══ Data provided ══

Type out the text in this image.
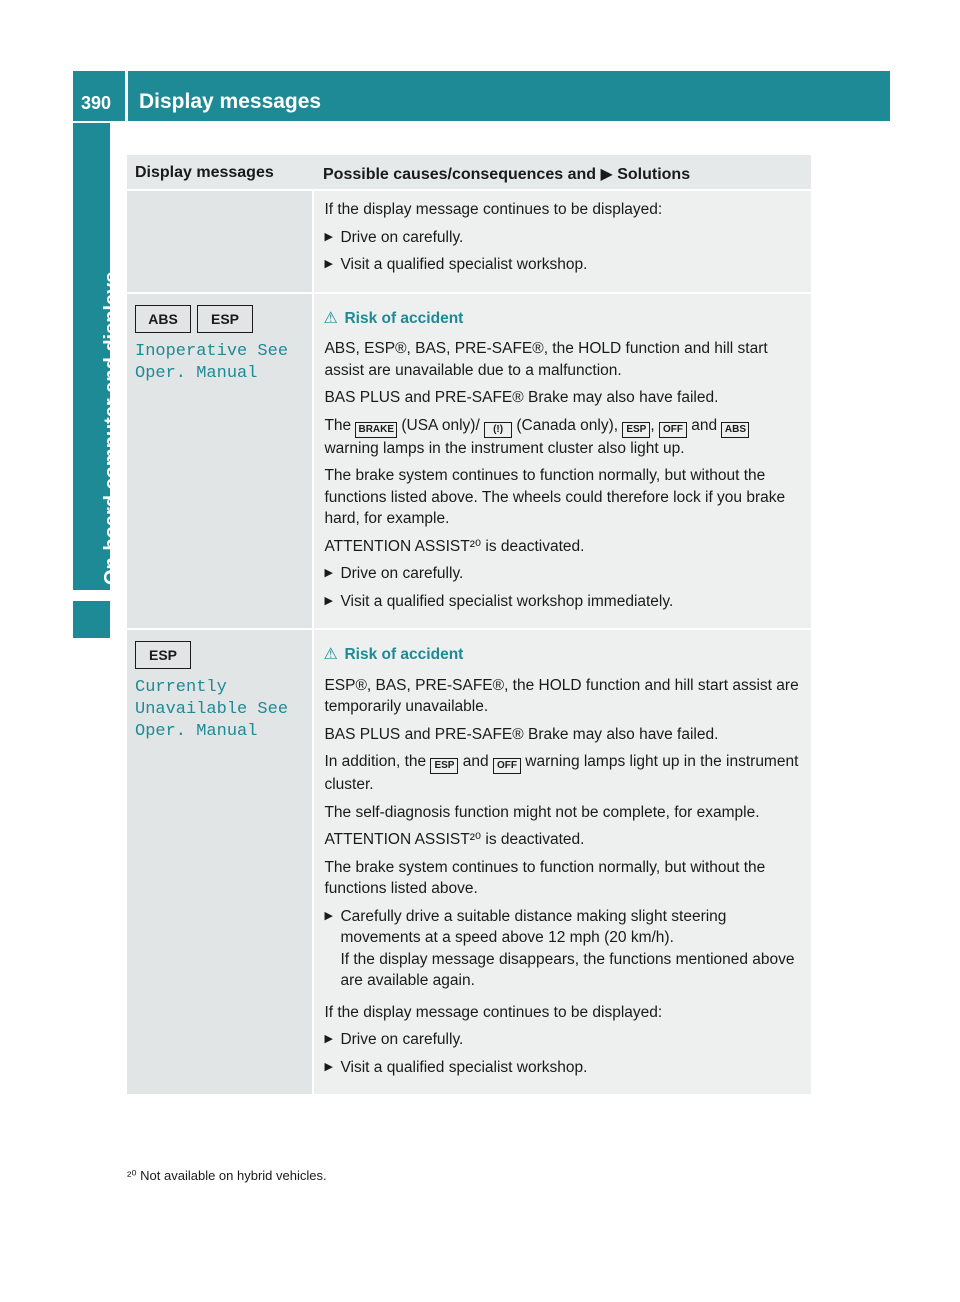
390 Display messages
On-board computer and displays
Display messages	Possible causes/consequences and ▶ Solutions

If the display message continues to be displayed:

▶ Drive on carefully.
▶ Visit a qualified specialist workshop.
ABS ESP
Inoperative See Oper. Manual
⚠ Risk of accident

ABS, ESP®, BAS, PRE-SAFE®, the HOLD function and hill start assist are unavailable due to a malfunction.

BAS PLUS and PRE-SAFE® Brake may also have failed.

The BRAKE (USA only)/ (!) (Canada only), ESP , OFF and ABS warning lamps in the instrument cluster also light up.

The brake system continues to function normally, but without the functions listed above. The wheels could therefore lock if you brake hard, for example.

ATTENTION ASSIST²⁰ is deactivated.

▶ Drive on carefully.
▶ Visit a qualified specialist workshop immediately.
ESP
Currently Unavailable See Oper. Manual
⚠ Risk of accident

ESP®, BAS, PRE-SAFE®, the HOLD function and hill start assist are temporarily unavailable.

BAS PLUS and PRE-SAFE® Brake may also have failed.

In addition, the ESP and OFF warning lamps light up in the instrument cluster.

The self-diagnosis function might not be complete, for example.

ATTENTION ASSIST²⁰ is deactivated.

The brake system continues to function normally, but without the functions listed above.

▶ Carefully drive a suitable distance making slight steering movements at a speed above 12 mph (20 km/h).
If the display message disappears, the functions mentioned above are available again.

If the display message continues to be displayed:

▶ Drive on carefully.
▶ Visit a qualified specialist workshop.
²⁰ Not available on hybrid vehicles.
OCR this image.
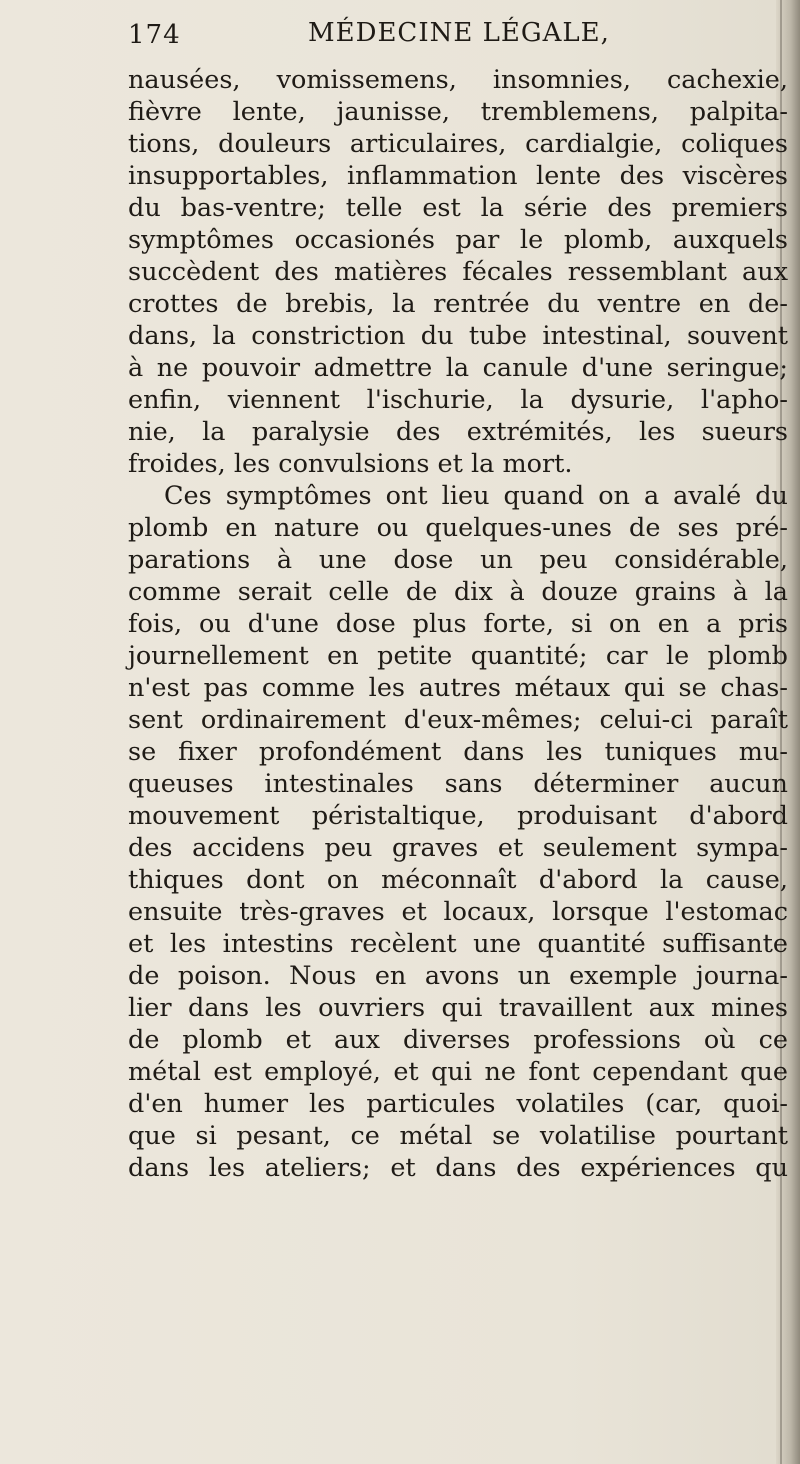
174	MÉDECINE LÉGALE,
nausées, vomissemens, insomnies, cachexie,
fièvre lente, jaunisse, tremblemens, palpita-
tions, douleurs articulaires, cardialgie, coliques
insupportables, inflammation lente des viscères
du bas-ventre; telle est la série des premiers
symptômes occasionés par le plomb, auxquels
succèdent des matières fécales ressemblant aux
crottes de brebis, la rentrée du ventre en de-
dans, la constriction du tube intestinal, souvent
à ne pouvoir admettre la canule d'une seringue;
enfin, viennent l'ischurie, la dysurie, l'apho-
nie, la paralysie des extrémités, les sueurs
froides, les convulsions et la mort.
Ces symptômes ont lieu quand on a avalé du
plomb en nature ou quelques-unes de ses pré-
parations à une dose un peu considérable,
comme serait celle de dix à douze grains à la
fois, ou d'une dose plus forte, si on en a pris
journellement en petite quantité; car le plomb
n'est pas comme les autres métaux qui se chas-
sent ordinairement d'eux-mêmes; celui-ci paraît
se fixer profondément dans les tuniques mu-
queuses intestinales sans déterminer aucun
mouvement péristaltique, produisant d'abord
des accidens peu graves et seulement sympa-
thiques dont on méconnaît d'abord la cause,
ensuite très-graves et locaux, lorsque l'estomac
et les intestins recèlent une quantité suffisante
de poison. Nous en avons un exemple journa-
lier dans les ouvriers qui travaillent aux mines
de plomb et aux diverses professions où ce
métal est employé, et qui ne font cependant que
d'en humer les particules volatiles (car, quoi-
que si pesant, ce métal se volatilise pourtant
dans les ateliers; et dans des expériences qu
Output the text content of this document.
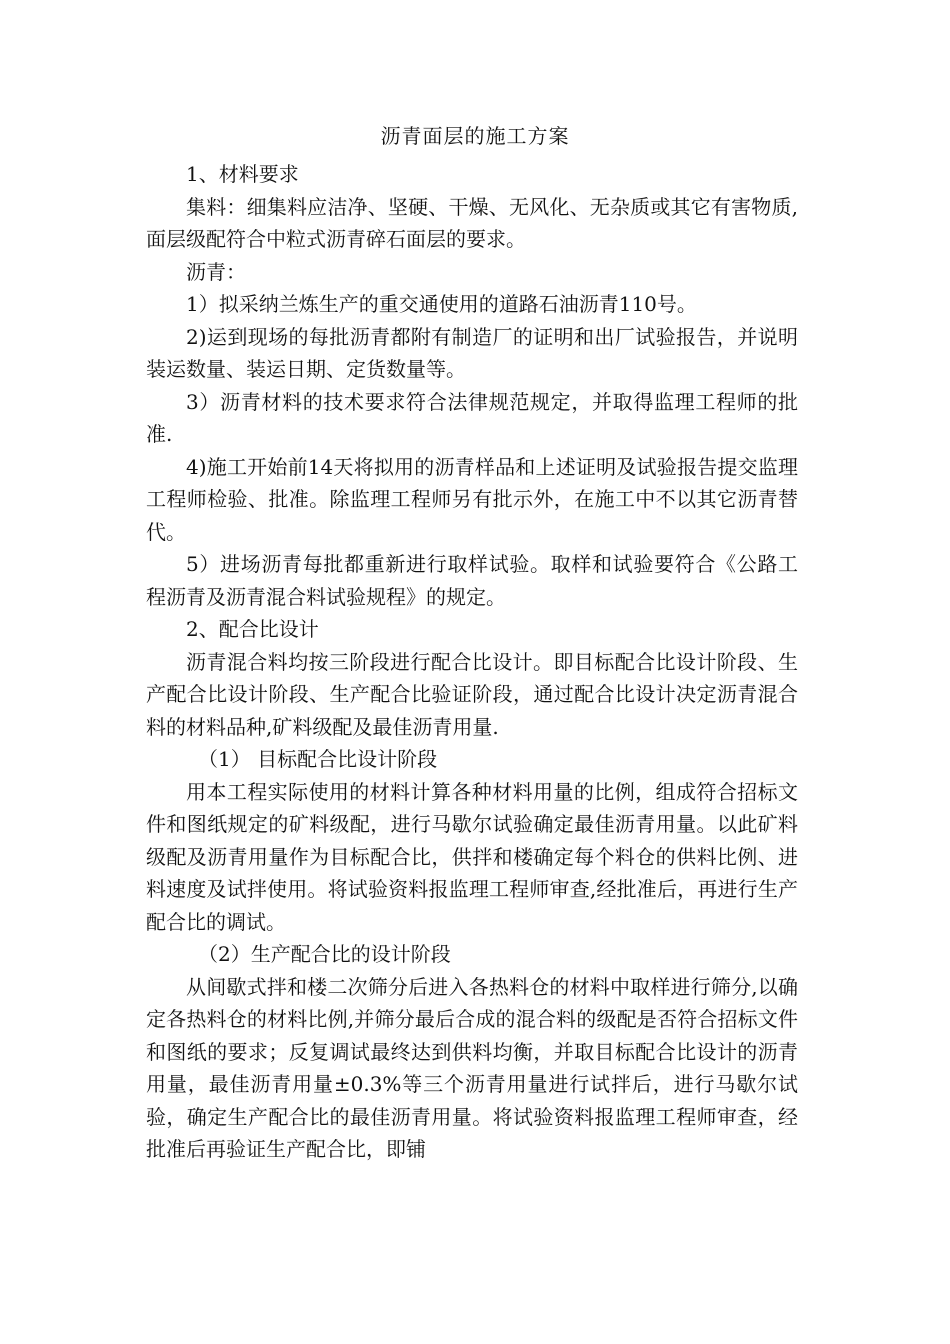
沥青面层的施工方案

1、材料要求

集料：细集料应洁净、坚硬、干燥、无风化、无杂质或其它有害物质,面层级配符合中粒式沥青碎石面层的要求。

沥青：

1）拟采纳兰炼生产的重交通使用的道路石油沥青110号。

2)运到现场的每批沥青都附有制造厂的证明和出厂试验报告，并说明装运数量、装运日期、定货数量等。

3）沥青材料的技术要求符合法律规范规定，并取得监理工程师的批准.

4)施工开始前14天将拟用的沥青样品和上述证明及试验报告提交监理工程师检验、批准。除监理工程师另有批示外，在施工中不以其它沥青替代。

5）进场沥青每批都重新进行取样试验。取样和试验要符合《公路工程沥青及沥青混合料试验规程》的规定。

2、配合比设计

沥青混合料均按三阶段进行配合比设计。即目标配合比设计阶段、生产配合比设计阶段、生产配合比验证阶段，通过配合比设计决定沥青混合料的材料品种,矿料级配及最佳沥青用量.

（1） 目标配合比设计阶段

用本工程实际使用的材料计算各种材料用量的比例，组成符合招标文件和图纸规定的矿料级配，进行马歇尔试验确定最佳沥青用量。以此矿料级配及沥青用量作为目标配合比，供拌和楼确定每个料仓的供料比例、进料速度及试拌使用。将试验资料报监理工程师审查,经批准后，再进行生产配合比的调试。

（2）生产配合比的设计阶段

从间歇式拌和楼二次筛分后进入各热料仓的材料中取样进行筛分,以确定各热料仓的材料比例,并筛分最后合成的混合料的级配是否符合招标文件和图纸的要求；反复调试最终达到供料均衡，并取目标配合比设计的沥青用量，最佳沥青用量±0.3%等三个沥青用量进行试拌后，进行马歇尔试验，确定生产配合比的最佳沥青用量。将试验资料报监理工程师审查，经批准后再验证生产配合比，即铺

═══

-- Task requirements --
Quote every line of the records above exactly; no picture is to be copied.

-- Response to this exercise --
Type out the text in this image.
390 Display messages
On-board computer and displays
Display messages	Possible causes/consequences and ▶ Solutions

If the display message continues to be displayed:

▶ Drive on carefully.
▶ Visit a qualified specialist workshop.
ABS ESP
Inoperative See Oper. Manual
⚠ Risk of accident

ABS, ESP®, BAS, PRE-SAFE®, the HOLD function and hill start assist are unavailable due to a malfunction.

BAS PLUS and PRE-SAFE® Brake may also have failed.

The BRAKE (USA only)/ (!) (Canada only), ESP , OFF and ABS warning lamps in the instrument cluster also light up.

The brake system continues to function normally, but without the functions listed above. The wheels could therefore lock if you brake hard, for example.

ATTENTION ASSIST²⁰ is deactivated.

▶ Drive on carefully.
▶ Visit a qualified specialist workshop immediately.
ESP
Currently Unavailable See Oper. Manual
⚠ Risk of accident

ESP®, BAS, PRE-SAFE®, the HOLD function and hill start assist are temporarily unavailable.

BAS PLUS and PRE-SAFE® Brake may also have failed.

In addition, the ESP and OFF warning lamps light up in the instrument cluster.

The self-diagnosis function might not be complete, for example.

ATTENTION ASSIST²⁰ is deactivated.

The brake system continues to function normally, but without the functions listed above.

▶ Carefully drive a suitable distance making slight steering movements at a speed above 12 mph (20 km/h).
If the display message disappears, the functions mentioned above are available again.

If the display message continues to be displayed:

▶ Drive on carefully.
▶ Visit a qualified specialist workshop.
²⁰ Not available on hybrid vehicles.
OCR this image.
174	MÉDECINE LÉGALE,
nausées, vomissemens, insomnies, cachexie,
fièvre lente, jaunisse, tremblemens, palpita-
tions, douleurs articulaires, cardialgie, coliques
insupportables, inflammation lente des viscères
du bas-ventre; telle est la série des premiers
symptômes occasionés par le plomb, auxquels
succèdent des matières fécales ressemblant aux
crottes de brebis, la rentrée du ventre en de-
dans, la constriction du tube intestinal, souvent
à ne pouvoir admettre la canule d'une seringue;
enfin, viennent l'ischurie, la dysurie, l'apho-
nie, la paralysie des extrémités, les sueurs
froides, les convulsions et la mort.
Ces symptômes ont lieu quand on a avalé du
plomb en nature ou quelques-unes de ses pré-
parations à une dose un peu considérable,
comme serait celle de dix à douze grains à la
fois, ou d'une dose plus forte, si on en a pris
journellement en petite quantité; car le plomb
n'est pas comme les autres métaux qui se chas-
sent ordinairement d'eux-mêmes; celui-ci paraît
se fixer profondément dans les tuniques mu-
queuses intestinales sans déterminer aucun
mouvement péristaltique, produisant d'abord
des accidens peu graves et seulement sympa-
thiques dont on méconnaît d'abord la cause,
ensuite très-graves et locaux, lorsque l'estomac
et les intestins recèlent une quantité suffisante
de poison. Nous en avons un exemple journa-
lier dans les ouvriers qui travaillent aux mines
de plomb et aux diverses professions où ce
métal est employé, et qui ne font cependant que
d'en humer les particules volatiles (car, quoi-
que si pesant, ce métal se volatilise pourtant
dans les ateliers; et dans des expériences qu
Output the text content of this document.
沥青面层的施工方案

1、材料要求

集料：细集料应洁净、坚硬、干燥、无风化、无杂质或其它有害物质,面层级配符合中粒式沥青碎石面层的要求。

沥青：

1）拟采纳兰炼生产的重交通使用的道路石油沥青110号。

2)运到现场的每批沥青都附有制造厂的证明和出厂试验报告，并说明装运数量、装运日期、定货数量等。

3）沥青材料的技术要求符合法律规范规定，并取得监理工程师的批准.

4)施工开始前14天将拟用的沥青样品和上述证明及试验报告提交监理工程师检验、批准。除监理工程师另有批示外，在施工中不以其它沥青替代。

5）进场沥青每批都重新进行取样试验。取样和试验要符合《公路工程沥青及沥青混合料试验规程》的规定。

2、配合比设计

沥青混合料均按三阶段进行配合比设计。即目标配合比设计阶段、生产配合比设计阶段、生产配合比验证阶段，通过配合比设计决定沥青混合料的材料品种,矿料级配及最佳沥青用量.

（1） 目标配合比设计阶段

用本工程实际使用的材料计算各种材料用量的比例，组成符合招标文件和图纸规定的矿料级配，进行马歇尔试验确定最佳沥青用量。以此矿料级配及沥青用量作为目标配合比，供拌和楼确定每个料仓的供料比例、进料速度及试拌使用。将试验资料报监理工程师审查,经批准后，再进行生产配合比的调试。

（2）生产配合比的设计阶段

从间歇式拌和楼二次筛分后进入各热料仓的材料中取样进行筛分,以确定各热料仓的材料比例,并筛分最后合成的混合料的级配是否符合招标文件和图纸的要求；反复调试最终达到供料均衡，并取目标配合比设计的沥青用量，最佳沥青用量±0.3%等三个沥青用量进行试拌后，进行马歇尔试验，确定生产配合比的最佳沥青用量。将试验资料报监理工程师审查，经批准后再验证生产配合比，即铺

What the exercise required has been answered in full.